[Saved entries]
——————————

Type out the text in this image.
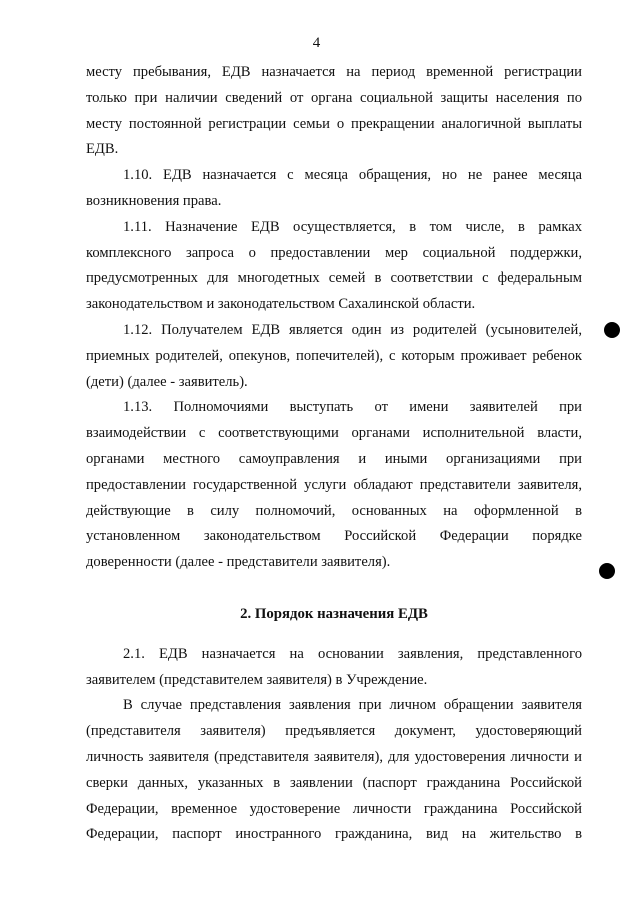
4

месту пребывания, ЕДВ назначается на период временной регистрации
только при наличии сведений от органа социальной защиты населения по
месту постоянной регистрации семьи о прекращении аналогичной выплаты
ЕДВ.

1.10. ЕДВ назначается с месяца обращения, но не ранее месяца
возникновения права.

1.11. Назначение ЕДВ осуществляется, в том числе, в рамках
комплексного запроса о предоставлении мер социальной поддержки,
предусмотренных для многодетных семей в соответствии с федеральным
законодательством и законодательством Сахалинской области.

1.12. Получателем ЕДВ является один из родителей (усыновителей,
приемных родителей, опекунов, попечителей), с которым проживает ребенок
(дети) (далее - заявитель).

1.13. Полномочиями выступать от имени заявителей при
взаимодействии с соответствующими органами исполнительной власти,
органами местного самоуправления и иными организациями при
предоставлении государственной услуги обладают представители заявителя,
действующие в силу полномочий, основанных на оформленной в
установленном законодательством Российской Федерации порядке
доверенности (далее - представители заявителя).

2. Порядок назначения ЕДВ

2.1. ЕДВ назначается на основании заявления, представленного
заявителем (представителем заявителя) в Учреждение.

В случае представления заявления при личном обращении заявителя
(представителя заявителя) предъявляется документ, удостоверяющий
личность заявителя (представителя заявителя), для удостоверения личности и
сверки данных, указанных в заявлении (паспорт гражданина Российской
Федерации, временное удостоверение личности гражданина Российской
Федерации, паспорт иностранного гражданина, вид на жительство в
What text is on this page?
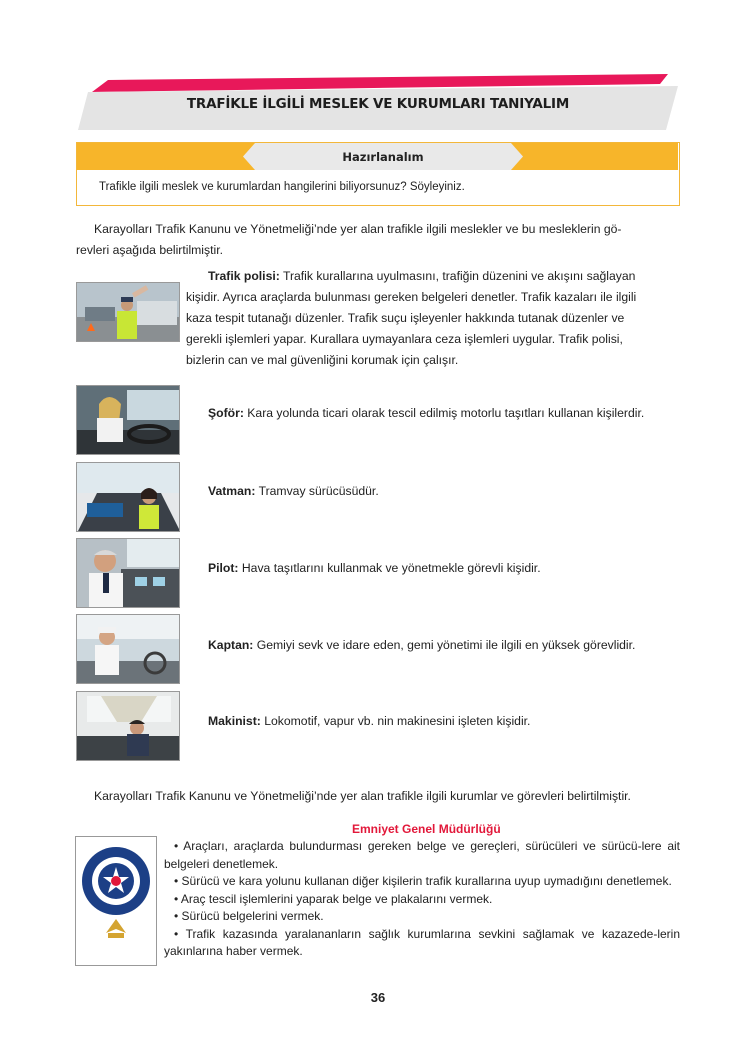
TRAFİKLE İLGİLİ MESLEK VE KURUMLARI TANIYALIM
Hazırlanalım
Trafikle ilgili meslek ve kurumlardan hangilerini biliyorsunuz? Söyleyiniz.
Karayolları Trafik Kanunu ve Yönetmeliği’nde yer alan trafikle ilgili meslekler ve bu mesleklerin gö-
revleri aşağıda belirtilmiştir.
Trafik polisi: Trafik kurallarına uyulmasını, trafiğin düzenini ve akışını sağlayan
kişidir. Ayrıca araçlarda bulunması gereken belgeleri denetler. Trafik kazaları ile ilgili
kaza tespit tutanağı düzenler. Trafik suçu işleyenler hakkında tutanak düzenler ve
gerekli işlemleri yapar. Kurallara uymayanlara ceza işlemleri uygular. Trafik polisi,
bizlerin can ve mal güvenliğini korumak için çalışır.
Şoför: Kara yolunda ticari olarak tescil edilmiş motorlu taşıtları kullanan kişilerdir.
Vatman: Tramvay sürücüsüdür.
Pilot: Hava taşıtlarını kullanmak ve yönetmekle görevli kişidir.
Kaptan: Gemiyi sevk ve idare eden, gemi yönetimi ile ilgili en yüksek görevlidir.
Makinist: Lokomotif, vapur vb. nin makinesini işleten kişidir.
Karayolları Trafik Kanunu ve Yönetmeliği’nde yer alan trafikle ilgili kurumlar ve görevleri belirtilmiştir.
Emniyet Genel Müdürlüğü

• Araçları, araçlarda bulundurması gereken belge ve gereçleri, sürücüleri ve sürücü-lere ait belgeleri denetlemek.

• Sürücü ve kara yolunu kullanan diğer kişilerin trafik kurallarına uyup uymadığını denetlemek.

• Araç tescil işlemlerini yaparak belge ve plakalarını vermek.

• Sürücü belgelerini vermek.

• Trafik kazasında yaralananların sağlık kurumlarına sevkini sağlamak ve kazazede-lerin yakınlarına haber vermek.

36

——————————

## OBJECTIVE
Working from the material above, state how many lines contain "text"; give only the number.

## COMPLETED EXERCISE
2